[Dataset listings of figures]
○ ○ ○ ○

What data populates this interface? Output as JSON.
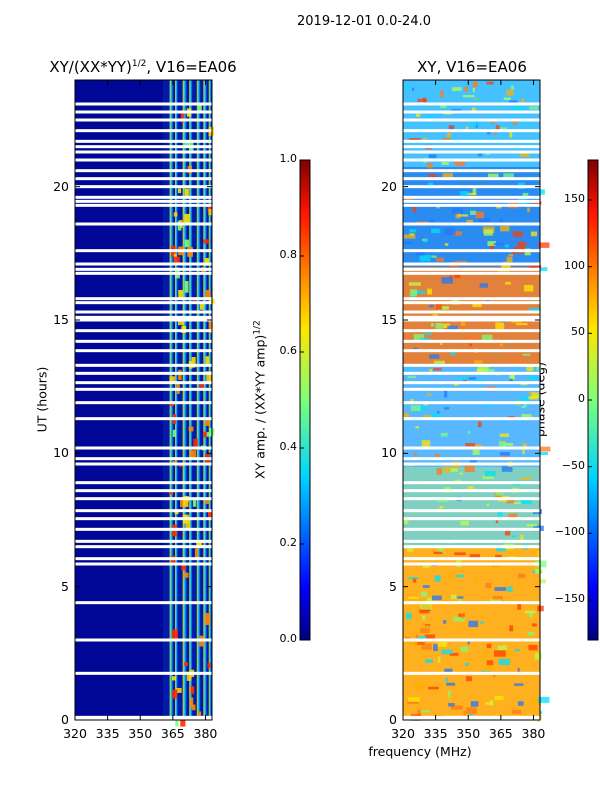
{
  "suptitle": "2019-12-01 0.0-24.0",
  "chart_data": [
    {
      "type": "heatmap",
      "title": "XY/(XX*YY)^1/2, V16=EA06",
      "title_main": "XY/(XX*YY)",
      "title_sup": "1/2",
      "title_tail": ", V16=EA06",
      "xlabel": "",
      "ylabel": "UT (hours)",
      "xlim": [
        320,
        383
      ],
      "ylim": [
        0,
        24
      ],
      "xticks": [
        320,
        335,
        350,
        365,
        380
      ],
      "yticks": [
        0,
        5,
        10,
        15,
        20
      ],
      "colorbar": {
        "label": "XY amp. / (XX*YY amp)^1/2",
        "label_main": "XY amp. / (XX*YY amp)",
        "label_sup": "1/2",
        "range": [
          0.0,
          1.0
        ],
        "ticks": [
          "0.0",
          "0.2",
          "0.4",
          "0.6",
          "0.8",
          "1.0"
        ]
      }
    },
    {
      "type": "heatmap",
      "title": "XY, V16=EA06",
      "xlabel": "frequency (MHz)",
      "ylabel": "",
      "xlim": [
        320,
        383
      ],
      "ylim": [
        0,
        24
      ],
      "xticks": [
        320,
        335,
        350,
        365,
        380
      ],
      "yticks": [
        0,
        5,
        10,
        15,
        20
      ],
      "colorbar": {
        "label": "phase (deg)",
        "range": [
          -180,
          180
        ],
        "ticks": [
          "150",
          "100",
          "50",
          "0",
          "−50",
          "−100",
          "−150"
        ]
      }
    }
  ],
  "flag_rows_hours": [
    0.05,
    0.1,
    1.75,
    3.0,
    4.4,
    5.85,
    6.05,
    6.5,
    6.7,
    7.15,
    7.55,
    7.85,
    8.3,
    8.6,
    8.9,
    9.6,
    9.8,
    10.2,
    11.3,
    11.9,
    12.4,
    12.65,
    13.0,
    13.3,
    13.85,
    14.2,
    14.6,
    15.0,
    15.1,
    15.3,
    15.65,
    15.8,
    16.75,
    16.9,
    17.1,
    17.6,
    18.6,
    19.3,
    19.45,
    19.6,
    20.0,
    20.3,
    20.6,
    21.0,
    21.3,
    21.5,
    21.7,
    22.1,
    22.5,
    22.8,
    23.1
  ]
}
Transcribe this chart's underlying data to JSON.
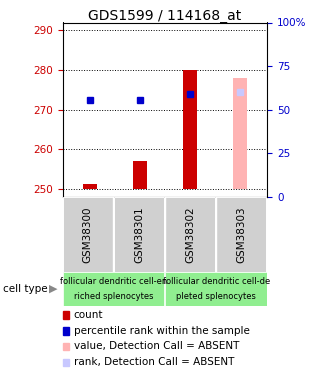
{
  "title": "GDS1599 / 114168_at",
  "categories": [
    "GSM38300",
    "GSM38301",
    "GSM38302",
    "GSM38303"
  ],
  "ylim_left": [
    248,
    292
  ],
  "ylim_right": [
    0,
    100
  ],
  "yticks_left": [
    250,
    260,
    270,
    280,
    290
  ],
  "yticks_right": [
    0,
    25,
    50,
    75,
    100
  ],
  "ytick_labels_right": [
    "0",
    "25",
    "50",
    "75",
    "100%"
  ],
  "red_bars": [
    251.2,
    257.0,
    280.0,
    null
  ],
  "pink_bars": [
    null,
    null,
    null,
    278.0
  ],
  "blue_squares": [
    272.5,
    272.5,
    274.0,
    null
  ],
  "light_blue_squares": [
    null,
    null,
    null,
    274.5
  ],
  "bar_bottom": 250,
  "legend_items": [
    {
      "color": "#cc0000",
      "label": "count"
    },
    {
      "color": "#0000cc",
      "label": "percentile rank within the sample"
    },
    {
      "color": "#ffb3b3",
      "label": "value, Detection Call = ABSENT"
    },
    {
      "color": "#c8c8ff",
      "label": "rank, Detection Call = ABSENT"
    }
  ],
  "axis_label_color_left": "#cc0000",
  "axis_label_color_right": "#0000cc",
  "bg_color": "#ffffff",
  "title_fontsize": 10,
  "tick_fontsize": 7.5,
  "legend_fontsize": 7.5,
  "group1_line1": "follicular dendritic cell-en",
  "group1_line2": "riched splenocytes",
  "group2_line1": "follicular dendritic cell-de",
  "group2_line2": "pleted splenocytes",
  "cell_type_label": "cell type",
  "gray_box_color": "#d0d0d0",
  "green_box_color": "#90ee90"
}
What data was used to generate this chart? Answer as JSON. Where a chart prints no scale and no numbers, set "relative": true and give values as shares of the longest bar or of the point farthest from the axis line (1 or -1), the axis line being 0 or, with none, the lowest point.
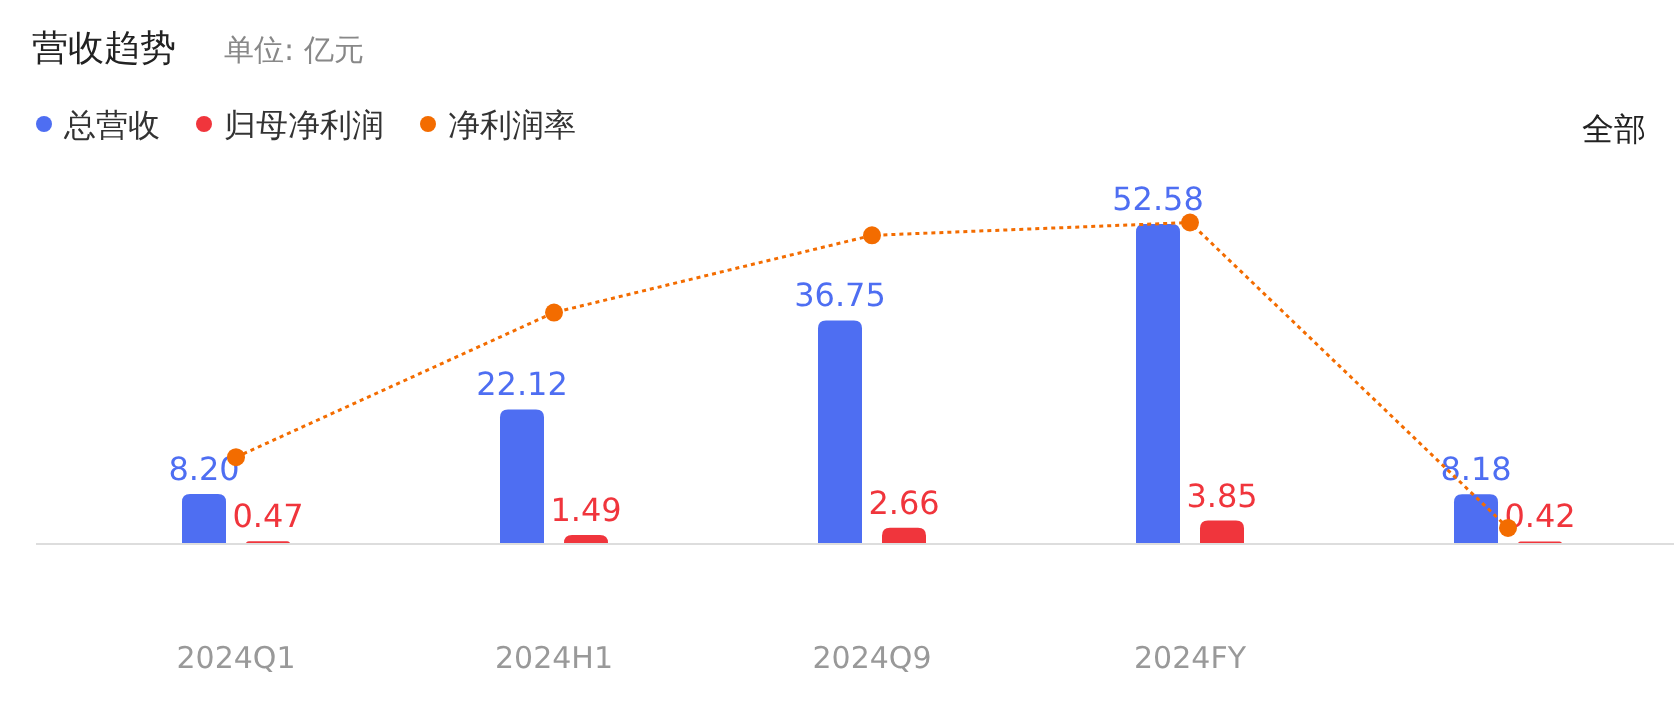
{
  "chart_data": [
    {
      "type": "bar",
      "title": "营收趋势",
      "subtitle": "单位: 亿元",
      "annotations": [
        "全部"
      ],
      "categories": [
        "2024Q1",
        "2024H1",
        "2024Q9",
        "2024FY",
        null
      ],
      "series": [
        {
          "name": "总营收",
          "color": "#4e6ef2",
          "values": [
            8.2,
            22.12,
            36.75,
            52.58,
            8.18
          ],
          "value_labels": [
            "8.20",
            "22.12",
            "36.75",
            "52.58",
            "8.18"
          ]
        },
        {
          "name": "归母净利润",
          "color": "#f0353c",
          "values": [
            0.47,
            1.49,
            2.66,
            3.85,
            0.42
          ],
          "value_labels": [
            "0.47",
            "1.49",
            "2.66",
            "3.85",
            "0.42"
          ]
        }
      ],
      "legend": "top left"
    },
    {
      "type": "line",
      "relative": true,
      "categories": [
        null,
        null,
        null,
        null,
        null
      ],
      "marker": "circle",
      "line_style": "dotted",
      "legend": "top left",
      "series": [
        {
          "name": "净利润率",
          "color": "#f36c00",
          "values": [
            0.27,
            0.72,
            0.96,
            1.0,
            0.05
          ]
        }
      ]
    }
  ]
}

○ ○ ○ ○

* **Written task**: Repeat the entries exactly. Pictures are excluded from the copy.

* **Task answer**:
What data populates this interface? Output as JSON.
{
  "suptitle": "2019-12-01 0.0-24.0",
  "chart_data": [
    {
      "type": "heatmap",
      "title": "XY/(XX*YY)^1/2, V16=EA06",
      "title_main": "XY/(XX*YY)",
      "title_sup": "1/2",
      "title_tail": ", V16=EA06",
      "xlabel": "",
      "ylabel": "UT (hours)",
      "xlim": [
        320,
        383
      ],
      "ylim": [
        0,
        24
      ],
      "xticks": [
        320,
        335,
        350,
        365,
        380
      ],
      "yticks": [
        0,
        5,
        10,
        15,
        20
      ],
      "colorbar": {
        "label": "XY amp. / (XX*YY amp)^1/2",
        "label_main": "XY amp. / (XX*YY amp)",
        "label_sup": "1/2",
        "range": [
          0.0,
          1.0
        ],
        "ticks": [
          "0.0",
          "0.2",
          "0.4",
          "0.6",
          "0.8",
          "1.0"
        ]
      }
    },
    {
      "type": "heatmap",
      "title": "XY, V16=EA06",
      "xlabel": "frequency (MHz)",
      "ylabel": "",
      "xlim": [
        320,
        383
      ],
      "ylim": [
        0,
        24
      ],
      "xticks": [
        320,
        335,
        350,
        365,
        380
      ],
      "yticks": [
        0,
        5,
        10,
        15,
        20
      ],
      "colorbar": {
        "label": "phase (deg)",
        "range": [
          -180,
          180
        ],
        "ticks": [
          "150",
          "100",
          "50",
          "0",
          "−50",
          "−100",
          "−150"
        ]
      }
    }
  ],
  "flag_rows_hours": [
    0.05,
    0.1,
    1.75,
    3.0,
    4.4,
    5.85,
    6.05,
    6.5,
    6.7,
    7.15,
    7.55,
    7.85,
    8.3,
    8.6,
    8.9,
    9.6,
    9.8,
    10.2,
    11.3,
    11.9,
    12.4,
    12.65,
    13.0,
    13.3,
    13.85,
    14.2,
    14.6,
    15.0,
    15.1,
    15.3,
    15.65,
    15.8,
    16.75,
    16.9,
    17.1,
    17.6,
    18.6,
    19.3,
    19.45,
    19.6,
    20.0,
    20.3,
    20.6,
    21.0,
    21.3,
    21.5,
    21.7,
    22.1,
    22.5,
    22.8,
    23.1
  ]
}
Transcribe this chart's underlying data to JSON.
{
  "title": "GDS1599 / 114168_at",
  "categories": [
    "GSM38300",
    "GSM38301",
    "GSM38302",
    "GSM38303"
  ],
  "ylim_left": [
    248,
    292
  ],
  "ylim_right": [
    0,
    100
  ],
  "yticks_left": [
    250,
    260,
    270,
    280,
    290
  ],
  "yticks_right": [
    0,
    25,
    50,
    75,
    100
  ],
  "ytick_labels_right": [
    "0",
    "25",
    "50",
    "75",
    "100%"
  ],
  "red_bars": [
    251.2,
    257.0,
    280.0,
    null
  ],
  "pink_bars": [
    null,
    null,
    null,
    278.0
  ],
  "blue_squares": [
    272.5,
    272.5,
    274.0,
    null
  ],
  "light_blue_squares": [
    null,
    null,
    null,
    274.5
  ],
  "bar_bottom": 250,
  "legend_items": [
    {
      "color": "#cc0000",
      "label": "count"
    },
    {
      "color": "#0000cc",
      "label": "percentile rank within the sample"
    },
    {
      "color": "#ffb3b3",
      "label": "value, Detection Call = ABSENT"
    },
    {
      "color": "#c8c8ff",
      "label": "rank, Detection Call = ABSENT"
    }
  ],
  "axis_label_color_left": "#cc0000",
  "axis_label_color_right": "#0000cc",
  "bg_color": "#ffffff",
  "title_fontsize": 10,
  "tick_fontsize": 7.5,
  "legend_fontsize": 7.5,
  "group1_line1": "follicular dendritic cell-en",
  "group1_line2": "riched splenocytes",
  "group2_line1": "follicular dendritic cell-de",
  "group2_line2": "pleted splenocytes",
  "cell_type_label": "cell type",
  "gray_box_color": "#d0d0d0",
  "green_box_color": "#90ee90"
}
What data was used to generate this chart? Answer as JSON. Where a chart prints no scale and no numbers, set "relative": true and give values as shares of the longest bar or of the point farthest from the axis line (1 or -1), the axis line being 0 or, with none, the lowest point.
{
  "chart_data": [
    {
      "type": "bar",
      "title": "营收趋势",
      "subtitle": "单位: 亿元",
      "annotations": [
        "全部"
      ],
      "categories": [
        "2024Q1",
        "2024H1",
        "2024Q9",
        "2024FY",
        null
      ],
      "series": [
        {
          "name": "总营收",
          "color": "#4e6ef2",
          "values": [
            8.2,
            22.12,
            36.75,
            52.58,
            8.18
          ],
          "value_labels": [
            "8.20",
            "22.12",
            "36.75",
            "52.58",
            "8.18"
          ]
        },
        {
          "name": "归母净利润",
          "color": "#f0353c",
          "values": [
            0.47,
            1.49,
            2.66,
            3.85,
            0.42
          ],
          "value_labels": [
            "0.47",
            "1.49",
            "2.66",
            "3.85",
            "0.42"
          ]
        }
      ],
      "legend": "top left"
    },
    {
      "type": "line",
      "relative": true,
      "categories": [
        null,
        null,
        null,
        null,
        null
      ],
      "marker": "circle",
      "line_style": "dotted",
      "legend": "top left",
      "series": [
        {
          "name": "净利润率",
          "color": "#f36c00",
          "values": [
            0.27,
            0.72,
            0.96,
            1.0,
            0.05
          ]
        }
      ]
    }
  ]
}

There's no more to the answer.